## START PROVIDED INFORMATION

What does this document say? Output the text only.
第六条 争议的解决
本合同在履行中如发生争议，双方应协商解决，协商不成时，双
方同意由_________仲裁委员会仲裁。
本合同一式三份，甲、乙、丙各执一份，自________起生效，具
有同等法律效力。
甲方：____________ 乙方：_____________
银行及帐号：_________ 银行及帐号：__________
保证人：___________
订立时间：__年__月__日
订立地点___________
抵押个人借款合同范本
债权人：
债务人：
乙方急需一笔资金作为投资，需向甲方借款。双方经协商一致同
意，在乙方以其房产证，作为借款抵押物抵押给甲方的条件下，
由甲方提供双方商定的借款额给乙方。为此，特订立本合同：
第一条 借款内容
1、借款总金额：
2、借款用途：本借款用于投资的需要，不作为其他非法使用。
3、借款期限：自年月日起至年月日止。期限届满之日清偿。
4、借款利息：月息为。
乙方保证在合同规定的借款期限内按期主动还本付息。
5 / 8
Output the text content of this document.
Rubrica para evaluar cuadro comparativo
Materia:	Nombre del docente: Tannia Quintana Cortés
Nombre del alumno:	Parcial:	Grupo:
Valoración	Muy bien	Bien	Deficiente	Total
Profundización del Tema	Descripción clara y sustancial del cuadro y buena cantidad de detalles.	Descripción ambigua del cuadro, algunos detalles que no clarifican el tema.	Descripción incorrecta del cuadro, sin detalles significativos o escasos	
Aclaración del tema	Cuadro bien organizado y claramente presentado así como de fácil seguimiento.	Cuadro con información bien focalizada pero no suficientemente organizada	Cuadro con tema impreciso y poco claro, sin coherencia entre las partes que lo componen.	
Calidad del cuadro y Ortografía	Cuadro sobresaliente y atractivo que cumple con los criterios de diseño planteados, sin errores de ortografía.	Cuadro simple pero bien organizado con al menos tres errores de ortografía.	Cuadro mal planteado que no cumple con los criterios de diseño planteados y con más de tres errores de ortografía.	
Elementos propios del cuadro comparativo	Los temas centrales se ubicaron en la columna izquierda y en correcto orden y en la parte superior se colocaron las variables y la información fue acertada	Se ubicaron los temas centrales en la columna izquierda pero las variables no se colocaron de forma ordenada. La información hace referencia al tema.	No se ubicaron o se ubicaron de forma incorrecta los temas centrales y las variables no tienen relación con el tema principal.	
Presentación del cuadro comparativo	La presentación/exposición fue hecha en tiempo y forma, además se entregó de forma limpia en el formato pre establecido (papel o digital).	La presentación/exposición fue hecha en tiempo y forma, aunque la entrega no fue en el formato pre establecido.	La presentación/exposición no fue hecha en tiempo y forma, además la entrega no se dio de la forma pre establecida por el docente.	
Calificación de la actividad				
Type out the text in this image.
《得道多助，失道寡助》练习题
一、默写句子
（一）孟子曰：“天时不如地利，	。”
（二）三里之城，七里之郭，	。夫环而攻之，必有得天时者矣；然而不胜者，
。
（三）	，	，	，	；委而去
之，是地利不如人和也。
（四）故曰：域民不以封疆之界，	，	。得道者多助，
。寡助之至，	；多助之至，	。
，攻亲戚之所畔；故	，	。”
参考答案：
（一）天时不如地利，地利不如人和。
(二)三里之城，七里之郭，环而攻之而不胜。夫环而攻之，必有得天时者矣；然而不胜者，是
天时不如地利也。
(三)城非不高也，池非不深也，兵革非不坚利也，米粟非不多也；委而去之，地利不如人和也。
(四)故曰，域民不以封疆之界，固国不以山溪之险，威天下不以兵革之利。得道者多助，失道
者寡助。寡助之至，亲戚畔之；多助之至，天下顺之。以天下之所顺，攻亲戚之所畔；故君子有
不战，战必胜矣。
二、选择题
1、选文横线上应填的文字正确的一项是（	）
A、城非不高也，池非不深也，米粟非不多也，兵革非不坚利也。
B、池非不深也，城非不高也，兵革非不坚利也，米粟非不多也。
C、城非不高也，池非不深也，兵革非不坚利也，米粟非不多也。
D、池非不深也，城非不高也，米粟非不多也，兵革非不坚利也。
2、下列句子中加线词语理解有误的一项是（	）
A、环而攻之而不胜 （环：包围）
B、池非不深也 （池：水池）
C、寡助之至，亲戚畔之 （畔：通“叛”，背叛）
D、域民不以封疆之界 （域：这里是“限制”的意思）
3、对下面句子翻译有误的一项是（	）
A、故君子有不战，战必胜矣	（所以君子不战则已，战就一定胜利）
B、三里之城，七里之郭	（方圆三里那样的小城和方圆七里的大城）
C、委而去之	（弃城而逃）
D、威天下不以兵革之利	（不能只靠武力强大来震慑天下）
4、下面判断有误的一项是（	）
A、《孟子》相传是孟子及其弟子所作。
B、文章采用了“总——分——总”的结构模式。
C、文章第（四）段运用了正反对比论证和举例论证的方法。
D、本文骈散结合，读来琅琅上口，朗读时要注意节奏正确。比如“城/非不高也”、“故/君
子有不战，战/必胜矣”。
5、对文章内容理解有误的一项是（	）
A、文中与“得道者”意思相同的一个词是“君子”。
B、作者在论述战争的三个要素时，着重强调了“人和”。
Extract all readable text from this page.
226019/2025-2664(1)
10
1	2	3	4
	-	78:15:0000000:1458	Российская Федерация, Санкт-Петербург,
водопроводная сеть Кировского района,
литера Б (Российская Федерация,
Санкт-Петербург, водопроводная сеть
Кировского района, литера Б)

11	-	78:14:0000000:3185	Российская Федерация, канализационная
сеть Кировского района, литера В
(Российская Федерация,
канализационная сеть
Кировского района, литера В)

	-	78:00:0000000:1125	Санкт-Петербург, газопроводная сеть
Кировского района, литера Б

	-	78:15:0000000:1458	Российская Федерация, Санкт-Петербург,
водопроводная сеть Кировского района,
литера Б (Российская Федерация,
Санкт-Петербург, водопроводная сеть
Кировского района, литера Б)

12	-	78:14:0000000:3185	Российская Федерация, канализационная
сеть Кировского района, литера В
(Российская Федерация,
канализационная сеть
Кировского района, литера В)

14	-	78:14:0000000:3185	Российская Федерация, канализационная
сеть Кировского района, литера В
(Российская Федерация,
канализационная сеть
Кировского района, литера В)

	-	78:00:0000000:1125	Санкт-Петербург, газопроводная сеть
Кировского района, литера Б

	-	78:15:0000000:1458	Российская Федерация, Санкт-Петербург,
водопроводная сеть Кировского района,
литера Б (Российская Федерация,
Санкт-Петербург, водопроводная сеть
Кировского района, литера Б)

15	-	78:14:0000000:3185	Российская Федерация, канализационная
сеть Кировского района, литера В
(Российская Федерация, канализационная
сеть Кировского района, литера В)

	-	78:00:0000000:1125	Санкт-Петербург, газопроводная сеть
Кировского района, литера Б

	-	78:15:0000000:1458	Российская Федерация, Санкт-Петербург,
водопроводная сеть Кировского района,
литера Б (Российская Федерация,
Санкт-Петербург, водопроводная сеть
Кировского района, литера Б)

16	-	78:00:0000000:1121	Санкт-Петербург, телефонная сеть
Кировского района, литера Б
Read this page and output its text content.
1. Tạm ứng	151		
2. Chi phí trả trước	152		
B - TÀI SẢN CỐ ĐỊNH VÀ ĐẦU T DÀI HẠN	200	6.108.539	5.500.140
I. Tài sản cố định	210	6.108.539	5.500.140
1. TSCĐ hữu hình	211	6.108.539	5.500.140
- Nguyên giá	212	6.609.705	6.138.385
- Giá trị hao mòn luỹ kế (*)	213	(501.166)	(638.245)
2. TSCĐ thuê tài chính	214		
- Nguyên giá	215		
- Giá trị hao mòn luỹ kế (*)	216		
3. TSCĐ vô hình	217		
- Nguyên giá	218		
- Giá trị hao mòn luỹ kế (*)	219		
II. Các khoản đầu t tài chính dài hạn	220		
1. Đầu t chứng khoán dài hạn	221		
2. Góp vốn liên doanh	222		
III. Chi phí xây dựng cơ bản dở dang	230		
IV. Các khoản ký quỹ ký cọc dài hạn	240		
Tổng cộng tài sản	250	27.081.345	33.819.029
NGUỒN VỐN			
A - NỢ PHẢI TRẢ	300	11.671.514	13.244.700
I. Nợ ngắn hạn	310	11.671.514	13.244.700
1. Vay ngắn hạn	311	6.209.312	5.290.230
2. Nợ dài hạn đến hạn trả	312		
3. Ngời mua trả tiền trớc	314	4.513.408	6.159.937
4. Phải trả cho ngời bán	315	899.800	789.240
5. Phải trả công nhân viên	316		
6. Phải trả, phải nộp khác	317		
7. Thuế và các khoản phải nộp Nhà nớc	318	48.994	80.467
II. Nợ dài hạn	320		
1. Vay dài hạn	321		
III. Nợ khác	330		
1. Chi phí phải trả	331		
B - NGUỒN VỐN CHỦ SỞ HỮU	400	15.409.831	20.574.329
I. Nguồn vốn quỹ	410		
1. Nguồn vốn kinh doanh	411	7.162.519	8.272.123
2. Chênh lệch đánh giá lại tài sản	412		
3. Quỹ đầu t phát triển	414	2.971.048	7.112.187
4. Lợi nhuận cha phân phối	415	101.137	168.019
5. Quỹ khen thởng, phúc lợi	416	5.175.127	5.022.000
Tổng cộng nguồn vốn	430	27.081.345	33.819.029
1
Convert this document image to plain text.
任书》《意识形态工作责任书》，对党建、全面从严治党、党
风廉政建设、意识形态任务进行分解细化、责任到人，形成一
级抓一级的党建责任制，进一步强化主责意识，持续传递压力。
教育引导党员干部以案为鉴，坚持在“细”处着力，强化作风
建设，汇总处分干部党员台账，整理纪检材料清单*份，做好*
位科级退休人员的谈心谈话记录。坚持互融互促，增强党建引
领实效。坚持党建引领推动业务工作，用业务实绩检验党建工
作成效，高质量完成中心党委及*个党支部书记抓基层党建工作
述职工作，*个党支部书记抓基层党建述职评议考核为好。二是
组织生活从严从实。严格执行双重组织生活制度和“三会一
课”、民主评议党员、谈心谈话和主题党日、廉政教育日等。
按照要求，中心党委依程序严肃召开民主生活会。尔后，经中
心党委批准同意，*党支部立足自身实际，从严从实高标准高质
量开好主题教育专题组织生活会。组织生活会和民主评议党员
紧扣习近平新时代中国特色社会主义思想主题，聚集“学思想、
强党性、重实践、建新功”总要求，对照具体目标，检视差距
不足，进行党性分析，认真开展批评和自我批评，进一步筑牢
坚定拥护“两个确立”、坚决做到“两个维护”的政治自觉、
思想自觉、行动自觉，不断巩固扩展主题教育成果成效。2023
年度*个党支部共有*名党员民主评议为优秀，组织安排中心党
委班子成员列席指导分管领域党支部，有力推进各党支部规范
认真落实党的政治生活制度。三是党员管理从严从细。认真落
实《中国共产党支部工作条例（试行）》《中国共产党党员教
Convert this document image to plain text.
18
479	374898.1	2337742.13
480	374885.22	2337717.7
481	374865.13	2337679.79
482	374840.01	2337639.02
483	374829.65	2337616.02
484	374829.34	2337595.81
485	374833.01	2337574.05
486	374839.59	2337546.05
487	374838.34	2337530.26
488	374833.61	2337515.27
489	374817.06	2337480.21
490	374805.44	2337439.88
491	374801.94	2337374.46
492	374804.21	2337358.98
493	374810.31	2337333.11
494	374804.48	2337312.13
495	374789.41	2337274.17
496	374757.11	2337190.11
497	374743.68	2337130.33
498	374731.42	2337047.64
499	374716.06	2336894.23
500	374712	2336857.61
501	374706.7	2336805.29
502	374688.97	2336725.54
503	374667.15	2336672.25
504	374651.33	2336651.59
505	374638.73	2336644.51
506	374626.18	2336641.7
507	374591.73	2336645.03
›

## END PROVIDED INFORMATION

(PROBLEM REQUIREMENTS) Your answer should be a single number: the count of lines in these records that hold the string "comparativo".

(RESPONSE TO THIS EXERCISE) 3